### TASK BRIEF
What is the count of lines that hold the word "물질혼합이"? Give only the number.
[EXERCISE INPUTS start]
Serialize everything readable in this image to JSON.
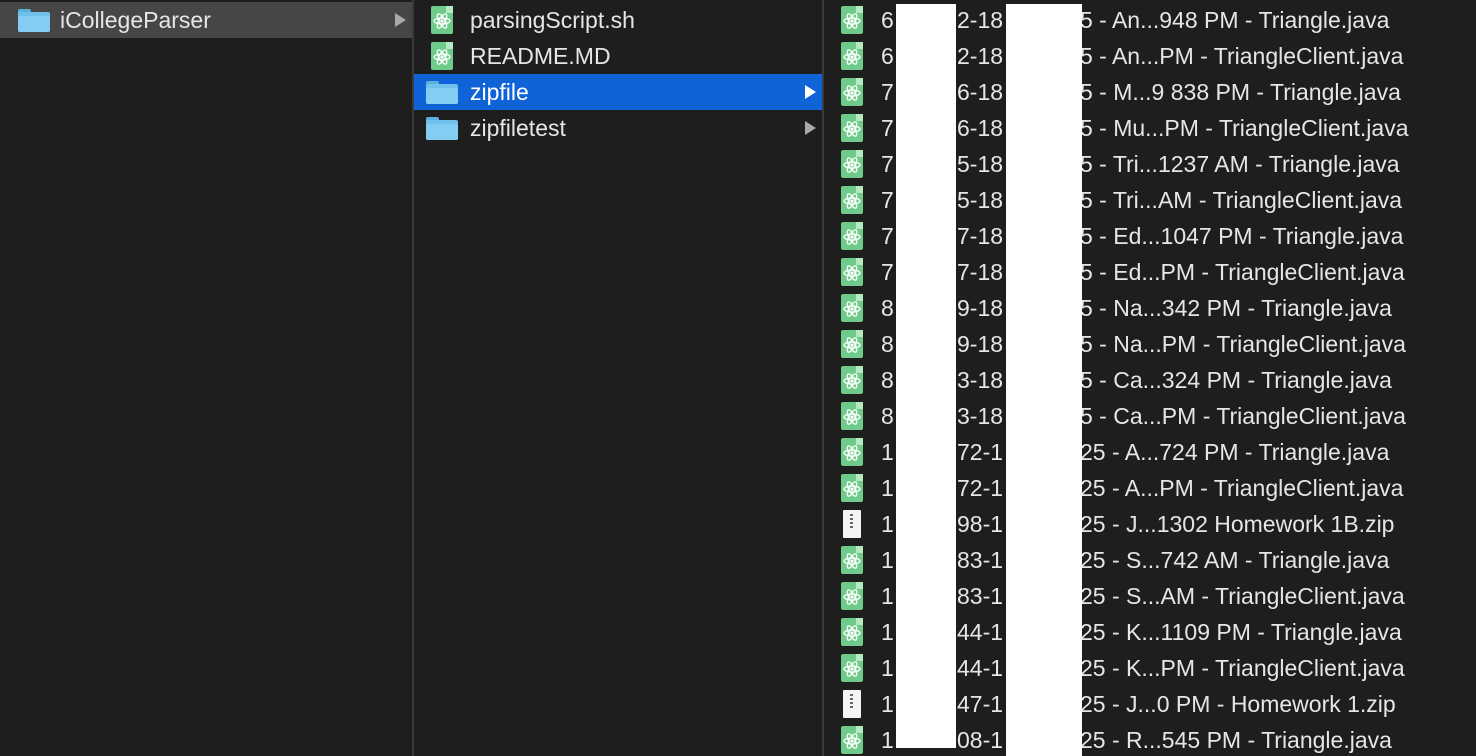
{
  "column1": {
    "items": [
      {
        "name": "iCollegeParser",
        "type": "folder",
        "selected": "gray"
      }
    ]
  },
  "column2": {
    "items": [
      {
        "name": "parsingScript.sh",
        "type": "file"
      },
      {
        "name": "README.MD",
        "type": "file"
      },
      {
        "name": "zipfile",
        "type": "folder",
        "selected": "blue"
      },
      {
        "name": "zipfiletest",
        "type": "folder"
      }
    ]
  },
  "column3": {
    "items": [
      {
        "prefix": "6",
        "middle": "2-18",
        "suffix": "5 - An...948 PM - Triangle.java",
        "type": "file"
      },
      {
        "prefix": "6",
        "middle": "2-18",
        "suffix": "5 - An...PM - TriangleClient.java",
        "type": "file"
      },
      {
        "prefix": "7",
        "middle": "6-18",
        "suffix": "5 - M...9 838 PM - Triangle.java",
        "type": "file"
      },
      {
        "prefix": "7",
        "middle": "6-18",
        "suffix": "5 - Mu...PM - TriangleClient.java",
        "type": "file"
      },
      {
        "prefix": "7",
        "middle": "5-18",
        "suffix": "5 - Tri...1237 AM - Triangle.java",
        "type": "file"
      },
      {
        "prefix": "7",
        "middle": "5-18",
        "suffix": "5 - Tri...AM - TriangleClient.java",
        "type": "file"
      },
      {
        "prefix": "7",
        "middle": "7-18",
        "suffix": "5 - Ed...1047 PM - Triangle.java",
        "type": "file"
      },
      {
        "prefix": "7",
        "middle": "7-18",
        "suffix": "5 - Ed...PM - TriangleClient.java",
        "type": "file"
      },
      {
        "prefix": "8",
        "middle": "9-18",
        "suffix": "5 - Na...342 PM - Triangle.java",
        "type": "file"
      },
      {
        "prefix": "8",
        "middle": "9-18",
        "suffix": "5 - Na...PM - TriangleClient.java",
        "type": "file"
      },
      {
        "prefix": "8",
        "middle": "3-18",
        "suffix": "5 - Ca...324 PM - Triangle.java",
        "type": "file"
      },
      {
        "prefix": "8",
        "middle": "3-18",
        "suffix": "5 - Ca...PM - TriangleClient.java",
        "type": "file"
      },
      {
        "prefix": "1",
        "middle": "72-1",
        "suffix": "25 - A...724 PM - Triangle.java",
        "type": "file"
      },
      {
        "prefix": "1",
        "middle": "72-1",
        "suffix": "25 - A...PM - TriangleClient.java",
        "type": "file"
      },
      {
        "prefix": "1",
        "middle": "98-1",
        "suffix": "25 - J...1302 Homework 1B.zip",
        "type": "zip"
      },
      {
        "prefix": "1",
        "middle": "83-1",
        "suffix": "25 - S...742 AM - Triangle.java",
        "type": "file"
      },
      {
        "prefix": "1",
        "middle": "83-1",
        "suffix": "25 - S...AM - TriangleClient.java",
        "type": "file"
      },
      {
        "prefix": "1",
        "middle": "44-1",
        "suffix": "25 - K...1109 PM - Triangle.java",
        "type": "file"
      },
      {
        "prefix": "1",
        "middle": "44-1",
        "suffix": "25 - K...PM - TriangleClient.java",
        "type": "file"
      },
      {
        "prefix": "1",
        "middle": "47-1",
        "suffix": "25 - J...0 PM - Homework 1.zip",
        "type": "zip"
      },
      {
        "prefix": "1",
        "middle": "08-1",
        "suffix": "25 - R...545 PM - Triangle.java",
        "type": "file"
      }
    ]
  },
  "colors": {
    "background": "#1e1e1e",
    "selected_active": "#0f63d6",
    "selected_inactive": "#464646",
    "folder": "#6fc0ea",
    "atom_file": "#6ecb8a"
  },
  "icons": {
    "folder": "folder-icon",
    "file": "atom-file-icon",
    "zip": "zip-archive-icon"
  }
}
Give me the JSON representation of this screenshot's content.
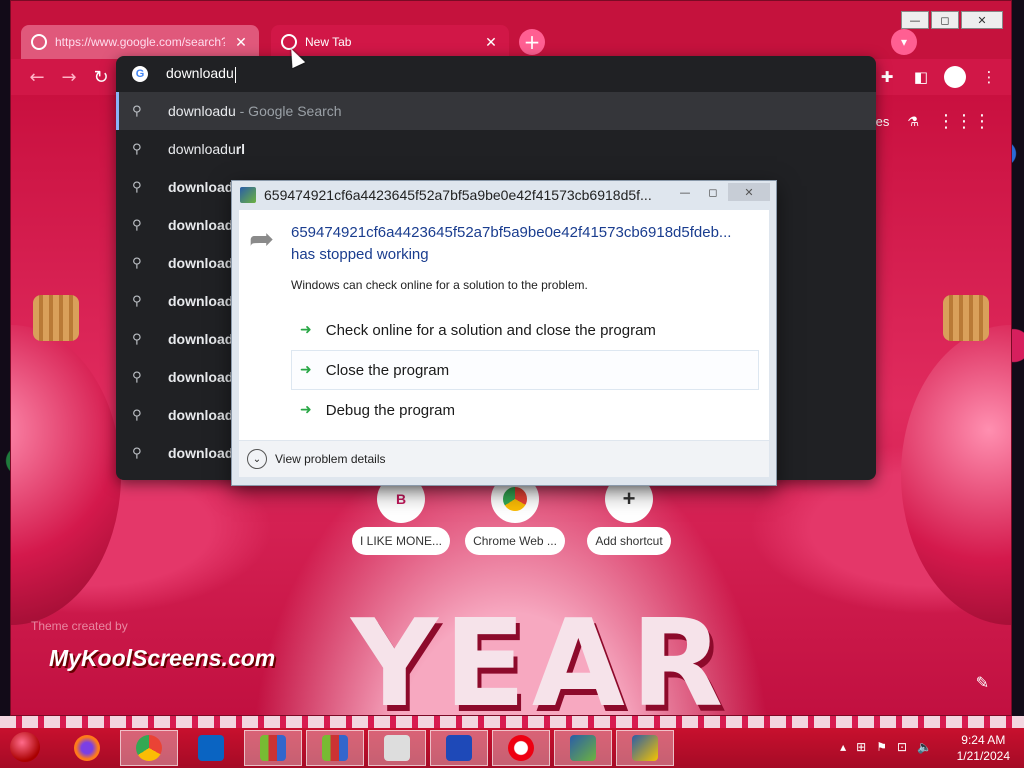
{
  "browser": {
    "tabs": [
      {
        "title": "https://www.google.com/search?",
        "active": false
      },
      {
        "title": "New Tab",
        "active": true
      }
    ],
    "new_tab_symbol": "+",
    "tab_close_symbol": "✕",
    "window_controls": {
      "minimize": "—",
      "maximize": "◻",
      "close": "✕"
    }
  },
  "omnibox": {
    "input_value": "downloadu",
    "suggestions": [
      {
        "bold": "",
        "text": "downloadu",
        "hint": " - Google Search",
        "selected": true
      },
      {
        "prefix": "downloadu",
        "bold": "rl",
        "hint": ""
      },
      {
        "text": "download"
      },
      {
        "text": "download"
      },
      {
        "text": "download"
      },
      {
        "text": "download"
      },
      {
        "text": "download"
      },
      {
        "text": "download"
      },
      {
        "text": "download"
      },
      {
        "text": "download"
      }
    ]
  },
  "page": {
    "images_link": "ges",
    "shortcuts": [
      {
        "icon_letter": "B",
        "label": "I LIKE MONE..."
      },
      {
        "icon_letter": "",
        "label": "Chrome Web ..."
      },
      {
        "icon_letter": "+",
        "label": "Add shortcut"
      }
    ],
    "theme_credit": "Theme created by",
    "watermark": "MyKoolScreens.com",
    "year_text": "YEAR"
  },
  "dialog": {
    "title": "659474921cf6a4423645f52a7bf5a9be0e42f41573cb6918d5f...",
    "heading_line1": "659474921cf6a4423645f52a7bf5a9be0e42f41573cb6918d5fdeb...",
    "heading_line2": "has stopped working",
    "info": "Windows can check online for a solution to the problem.",
    "options": [
      "Check online for a solution and close the program",
      "Close the program",
      "Debug the program"
    ],
    "footer": "View problem details"
  },
  "taskbar": {
    "clock_time": "9:24 AM",
    "clock_date": "1/21/2024"
  },
  "colors": {
    "browser_frame": "#c5123d",
    "omnibox_bg": "#202124",
    "dialog_link": "#1a3d8f"
  }
}
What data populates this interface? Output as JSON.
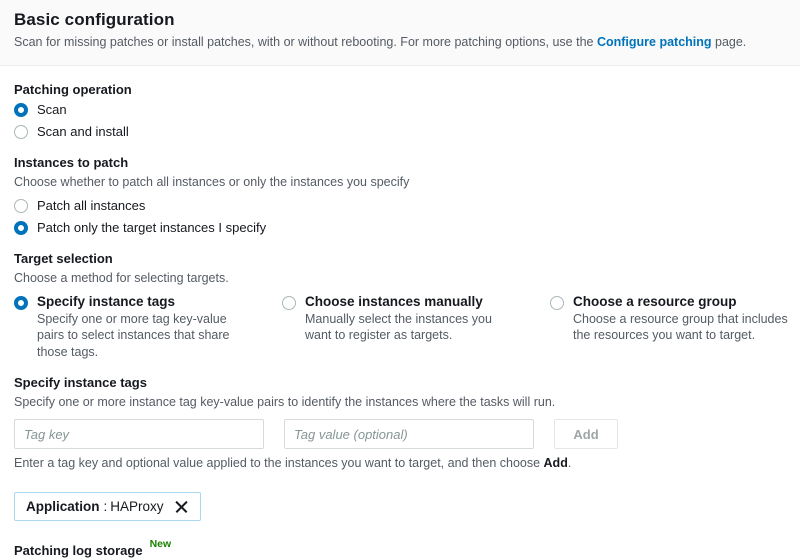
{
  "header": {
    "title": "Basic configuration",
    "description_before": "Scan for missing patches or install patches, with or without rebooting. For more patching options, use the ",
    "link_text": "Configure patching",
    "description_after": " page."
  },
  "patching_operation": {
    "label": "Patching operation",
    "options": [
      {
        "label": "Scan",
        "selected": true
      },
      {
        "label": "Scan and install",
        "selected": false
      }
    ]
  },
  "instances_to_patch": {
    "label": "Instances to patch",
    "hint": "Choose whether to patch all instances or only the instances you specify",
    "options": [
      {
        "label": "Patch all instances",
        "selected": false
      },
      {
        "label": "Patch only the target instances I specify",
        "selected": true
      }
    ]
  },
  "target_selection": {
    "label": "Target selection",
    "hint": "Choose a method for selecting targets.",
    "options": [
      {
        "title": "Specify instance tags",
        "description": "Specify one or more tag key-value pairs to select instances that share those tags.",
        "selected": true
      },
      {
        "title": "Choose instances manually",
        "description": "Manually select the instances you want to register as targets.",
        "selected": false
      },
      {
        "title": "Choose a resource group",
        "description": "Choose a resource group that includes the resources you want to target.",
        "selected": false
      }
    ]
  },
  "specify_instance_tags": {
    "label": "Specify instance tags",
    "hint": "Specify one or more instance tag key-value pairs to identify the instances where the tasks will run.",
    "tag_key_placeholder": "Tag key",
    "tag_key_value": "",
    "tag_value_placeholder": "Tag value (optional)",
    "tag_value_value": "",
    "add_button_label": "Add",
    "helper_before": "Enter a tag key and optional value applied to the instances you want to target, and then choose ",
    "helper_emphasis": "Add",
    "helper_after": ".",
    "chips": [
      {
        "key": "Application",
        "separator": ":",
        "value": "HAProxy",
        "remove_icon": "close-icon"
      }
    ]
  },
  "patching_log_storage": {
    "label": "Patching log storage",
    "badge": "New"
  },
  "colors": {
    "accent": "#0073bb",
    "link": "#0073bb",
    "text": "#16191f",
    "muted": "#545b64",
    "badge_green": "#1d8102",
    "chip_border": "#a9d7f0",
    "header_background": "#fafafa"
  }
}
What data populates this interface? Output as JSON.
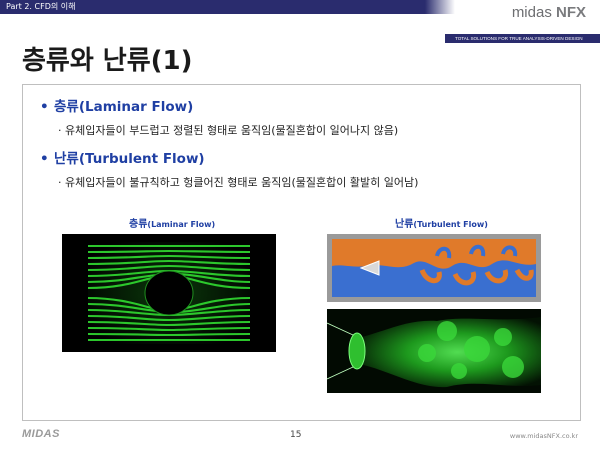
{
  "header": {
    "part_label": "Part 2. CFD의 이해",
    "brand_prefix": "midas ",
    "brand_suffix": "NFX",
    "tagline": "TOTAL SOLUTIONS FOR TRUE ANALYSIS-DRIVEN DESIGN"
  },
  "page_title": "층류와 난류(1)",
  "bullets": [
    {
      "label": "층류(Laminar Flow)",
      "description": "· 유체입자들이 부드럽고 정렬된 형태로 움직임(물질혼합이 일어나지 않음)"
    },
    {
      "label": "난류(Turbulent Flow)",
      "description": "· 유체입자들이 불규칙하고 헝클어진 형태로 움직임(물질혼합이 활발히 일어남)"
    }
  ],
  "images": {
    "laminar_caption_ko": "층류",
    "laminar_caption_en": "(Laminar Flow)",
    "turbulent_caption_ko": "난류",
    "turbulent_caption_en": "(Turbulent Flow)"
  },
  "footer": {
    "logo": "MIDAS",
    "page_number": "15",
    "url": "www.midasNFX.co.kr"
  },
  "colors": {
    "header_bar": "#2a2c6e",
    "bullet_text": "#1f3fa3",
    "flow_green": "#22c322",
    "turbulent_orange": "#e07a2a",
    "turbulent_blue": "#3a6fd0"
  }
}
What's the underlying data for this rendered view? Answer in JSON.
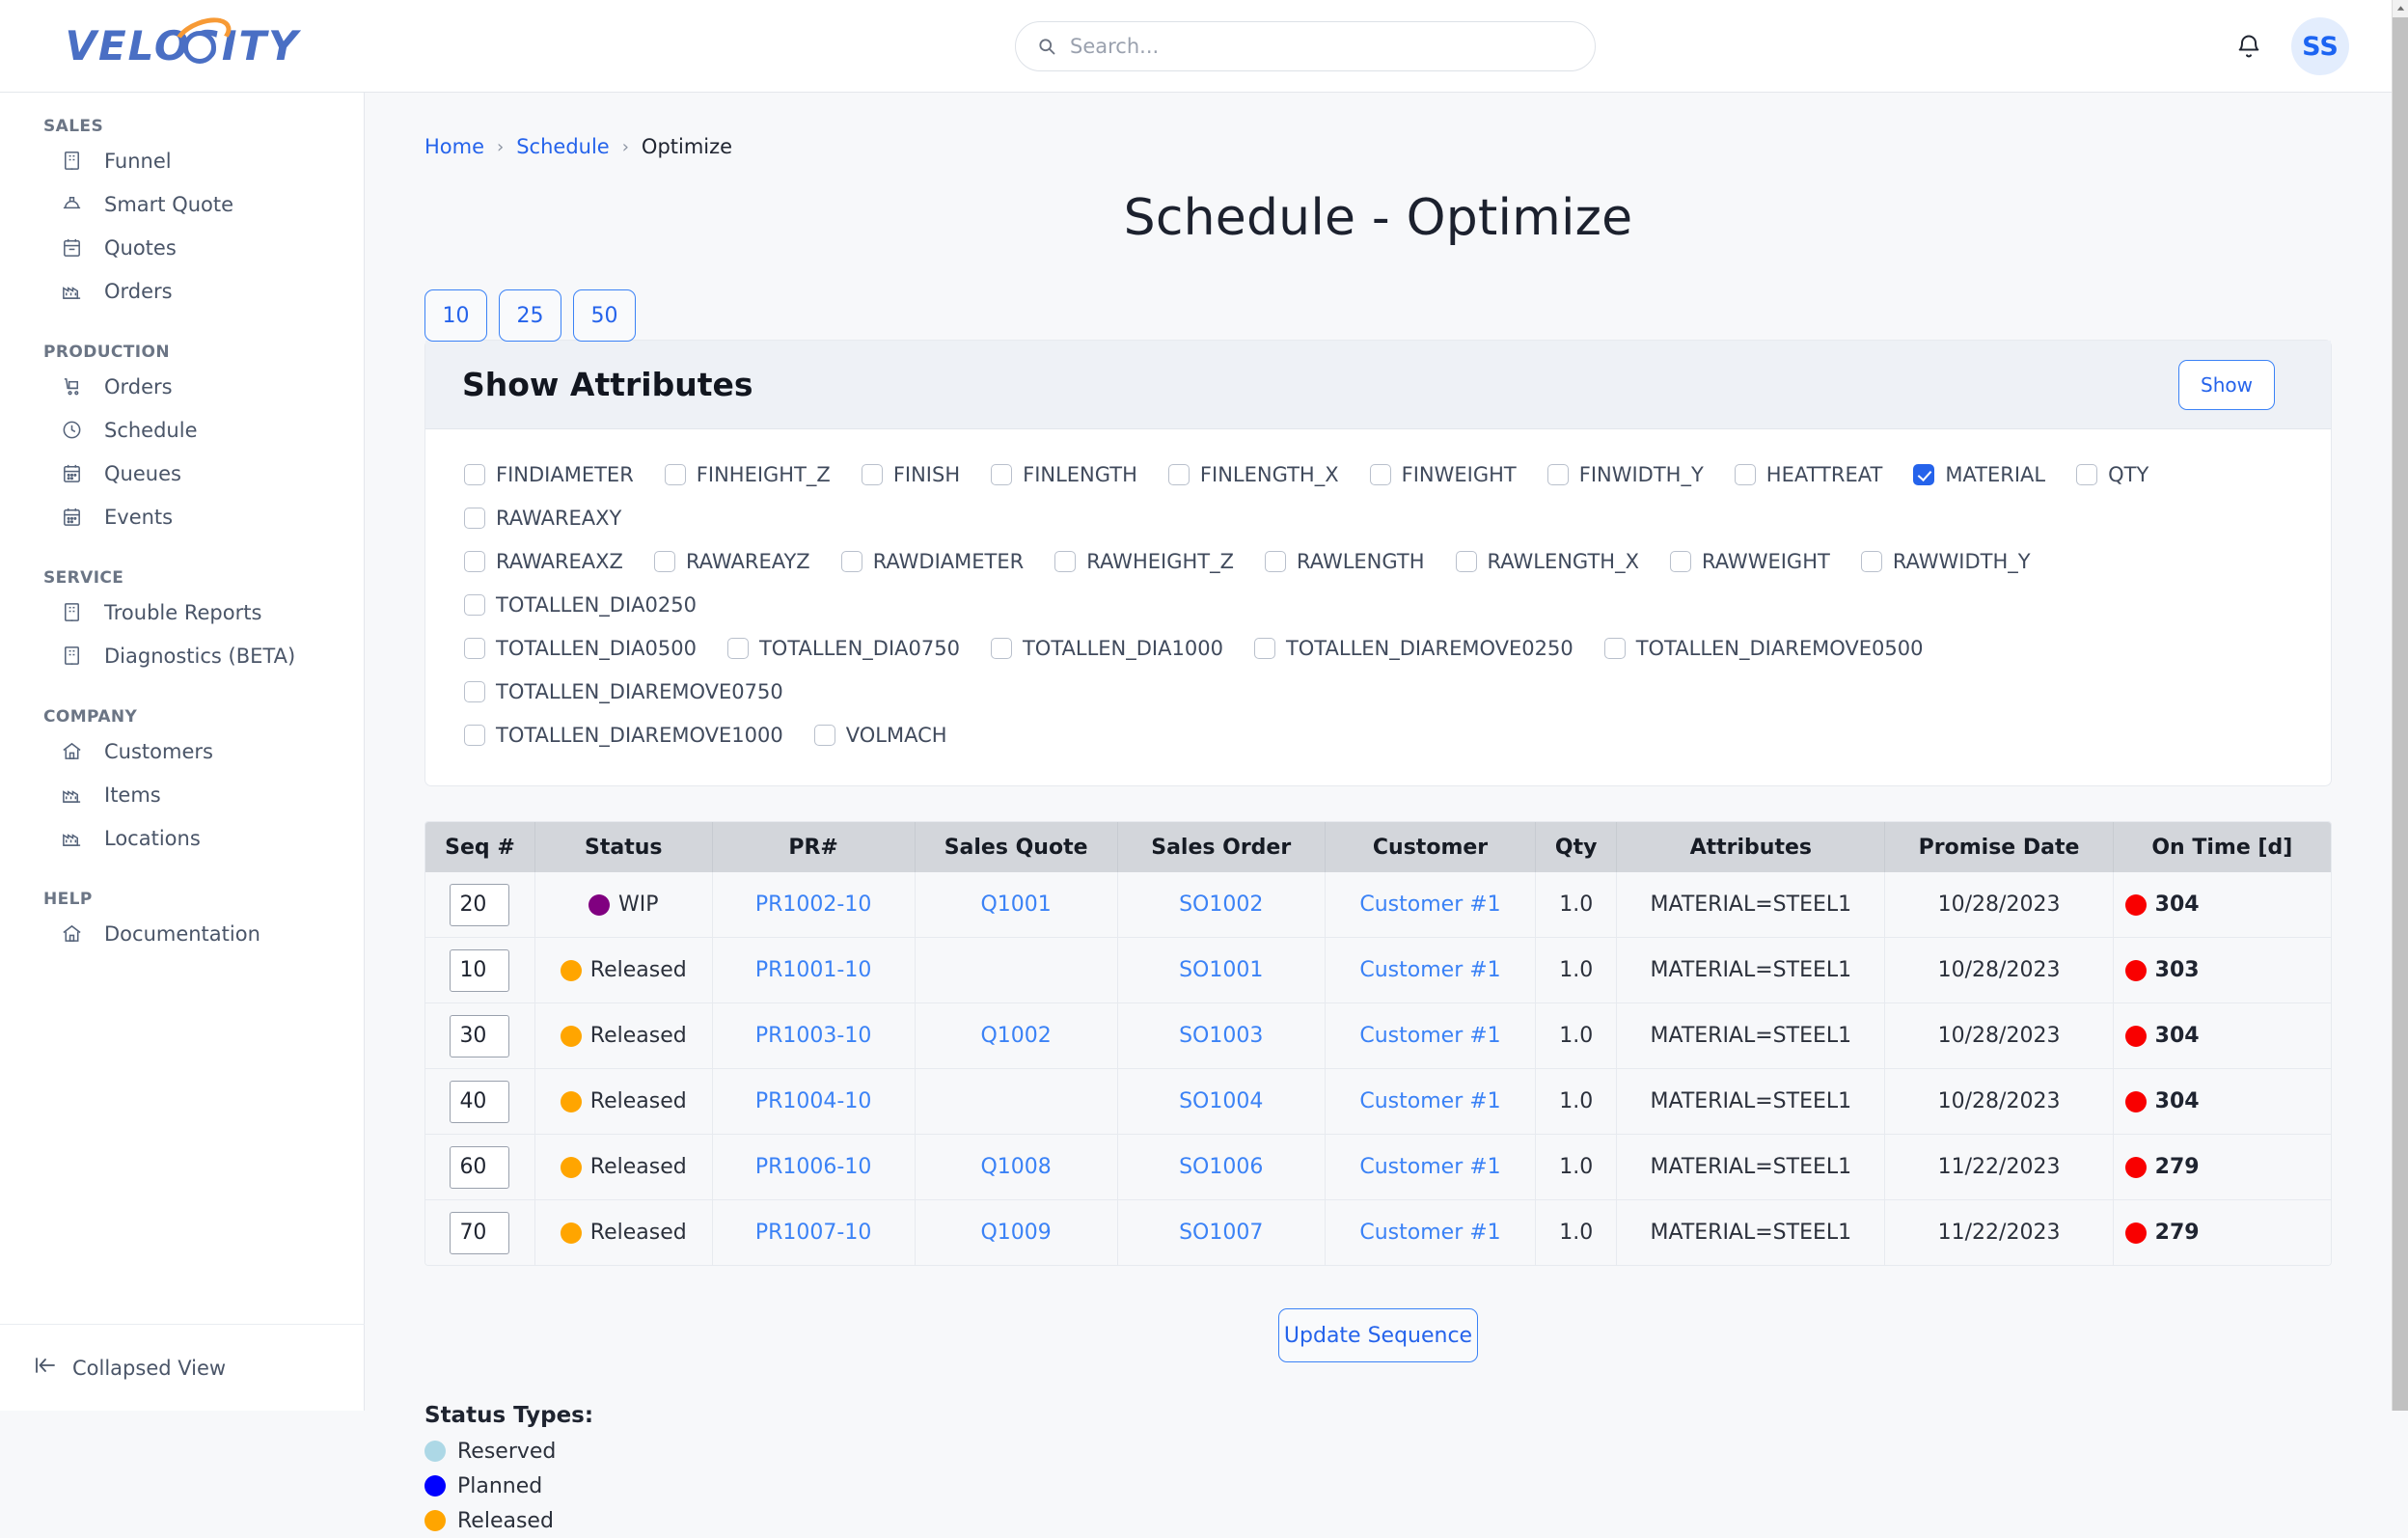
[EXERCISE INPUTS end]
### RESULT OF THE EXERCISE
2